Wherever a line below holds the word "strong", copy that line.

-- Begin DATASET EXTRACT --

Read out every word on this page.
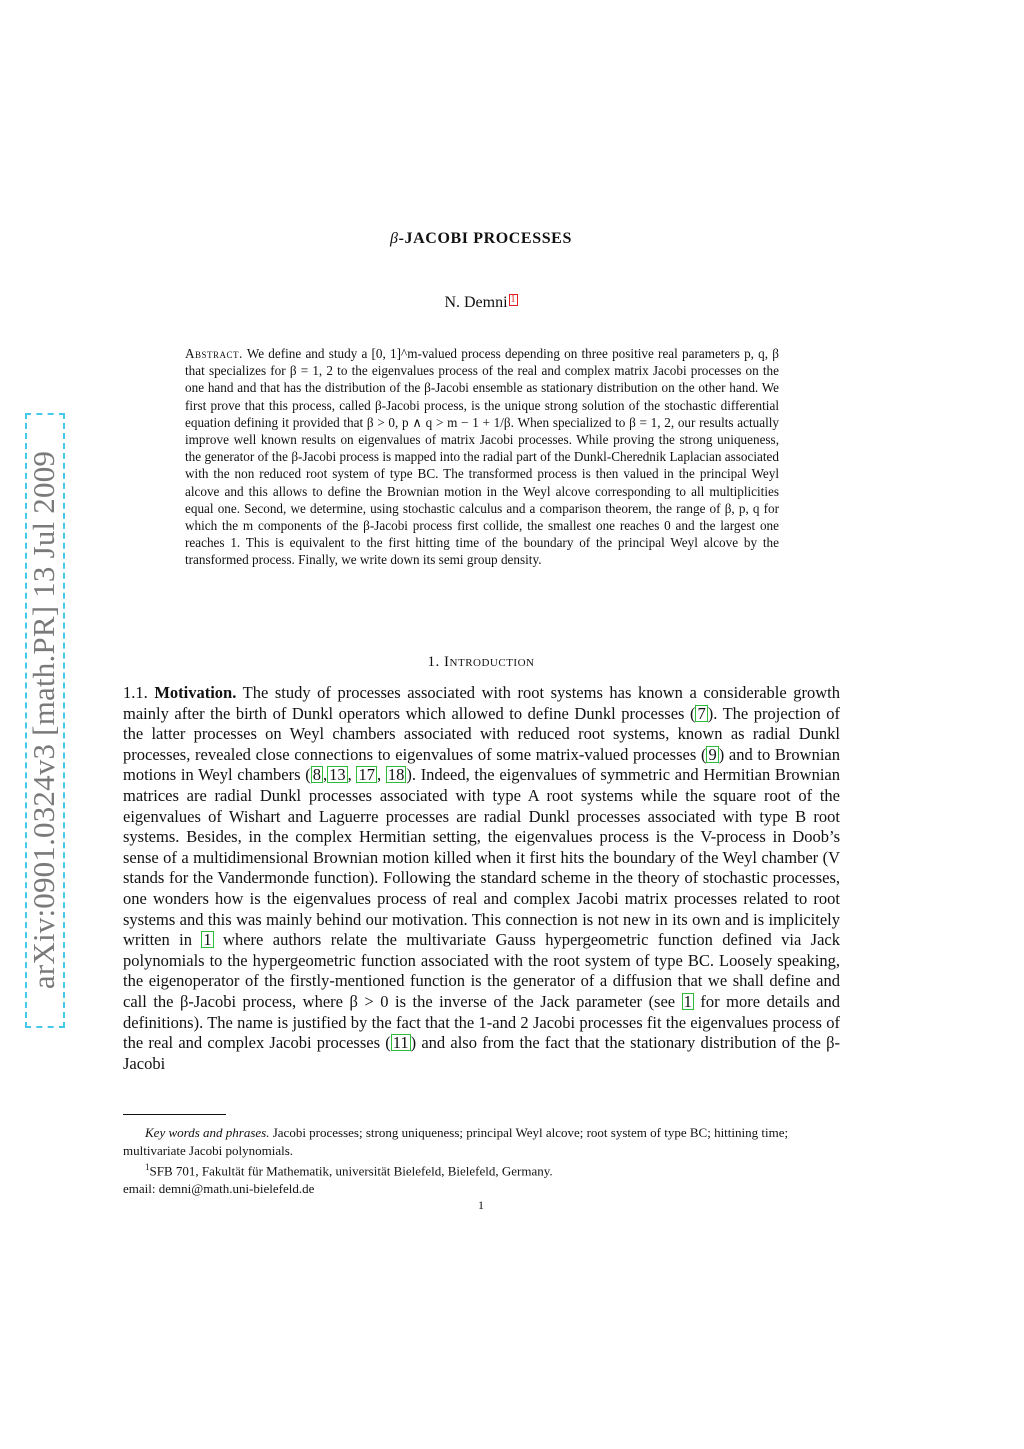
arXiv:0901.0324v3 [math.PR] 13 Jul 2009
β-JACOBI PROCESSES
N. Demni 1
Abstract. We define and study a [0, 1]^m-valued process depending on three positive real parameters p, q, β that specializes for β = 1, 2 to the eigenvalues process of the real and complex matrix Jacobi processes on the one hand and that has the distribution of the β-Jacobi ensemble as stationary distribution on the other hand. We first prove that this process, called β-Jacobi process, is the unique strong solution of the stochastic differential equation defining it provided that β > 0, p ∧ q > m − 1 + 1/β. When specialized to β = 1, 2, our results actually improve well known results on eigenvalues of matrix Jacobi processes. While proving the strong uniqueness, the generator of the β-Jacobi process is mapped into the radial part of the Dunkl-Cherednik Laplacian associated with the non reduced root system of type BC. The transformed process is then valued in the principal Weyl alcove and this allows to define the Brownian motion in the Weyl alcove corresponding to all multiplicities equal one. Second, we determine, using stochastic calculus and a comparison theorem, the range of β, p, q for which the m components of the β-Jacobi process first collide, the smallest one reaches 0 and the largest one reaches 1. This is equivalent to the first hitting time of the boundary of the principal Weyl alcove by the transformed process. Finally, we write down its semi group density.
1. Introduction
1.1. Motivation. The study of processes associated with root systems has known a considerable growth mainly after the birth of Dunkl operators which allowed to define Dunkl processes ( 7 ). The projection of the latter processes on Weyl chambers associated with reduced root systems, known as radial Dunkl processes, revealed close connections to eigenvalues of some matrix-valued processes ( 9 ) and to Brownian motions in Weyl chambers ( 8 , 13 , 17 , 18 ). Indeed, the eigenvalues of symmetric and Hermitian Brownian matrices are radial Dunkl processes associated with type A root systems while the square root of the eigenvalues of Wishart and Laguerre processes are radial Dunkl processes associated with type B root systems. Besides, in the complex Hermitian setting, the eigenvalues process is the V-process in Doob’s sense of a multidimensional Brownian motion killed when it first hits the boundary of the Weyl chamber (V stands for the Vandermonde function). Following the standard scheme in the theory of stochastic processes, one wonders how is the eigenvalues process of real and complex Jacobi matrix processes related to root systems and this was mainly behind our motivation. This connection is not new in its own and is implicitely written in 1 where authors relate the multivariate Gauss hypergeometric function defined via Jack polynomials to the hypergeometric function associated with the root system of type BC. Loosely speaking, the eigenoperator of the firstly-mentioned function is the generator of a diffusion that we shall define and call the β-Jacobi process, where β > 0 is the inverse of the Jack parameter (see 1 for more details and definitions). The name is justified by the fact that the 1-and 2 Jacobi processes fit the eigenvalues process of the real and complex Jacobi processes ( 11 ) and also from the fact that the stationary distribution of the β-Jacobi
Key words and phrases. Jacobi processes; strong uniqueness; principal Weyl alcove; root system of type BC; hittining time; multivariate Jacobi polynomials.
$^1$SFB 701, Fakultät für Mathematik, universität Bielefeld, Bielefeld, Germany.
email: demni@math.uni-bielefeld.de
1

-- End DATASET EXTRACT --

* [COMPLETE OUTPUT]
Abstract. We define and study a [0, 1]^m-valued process depending on three positive real parameters p, q, β that specializes for β = 1, 2 to the eigenvalues process of the real and complex matrix Jacobi processes on the one hand and that has the distribution of the β-Jacobi ensemble as stationary distribution on the other hand. We first prove that this process, called β-Jacobi process, is the unique strong solution of the stochastic differential equation defining it provided that β > 0, p ∧ q > m − 1 + 1/β. When specialized to β = 1, 2, our results actually improve well known results on eigenvalues of matrix Jacobi processes. While proving the strong uniqueness, the generator of the β-Jacobi process is mapped into the radial part of the Dunkl-Cherednik Laplacian associated with the non reduced root system of type BC. The transformed process is then valued in the principal Weyl alcove and this allows to define the Brownian motion in the Weyl alcove corresponding to all multiplicities equal one. Second, we determine, using stochastic calculus and a comparison theorem, the range of β, p, q for which the m components of the β-Jacobi process first collide, the smallest one reaches 0 and the largest one reaches 1. This is equivalent to the first hitting time of the boundary of the principal Weyl alcove by the transformed process. Finally, we write down its semi group density.
Key words and phrases. Jacobi processes; strong uniqueness; principal Weyl alcove; root system of type BC; hittining time; multivariate Jacobi polynomials.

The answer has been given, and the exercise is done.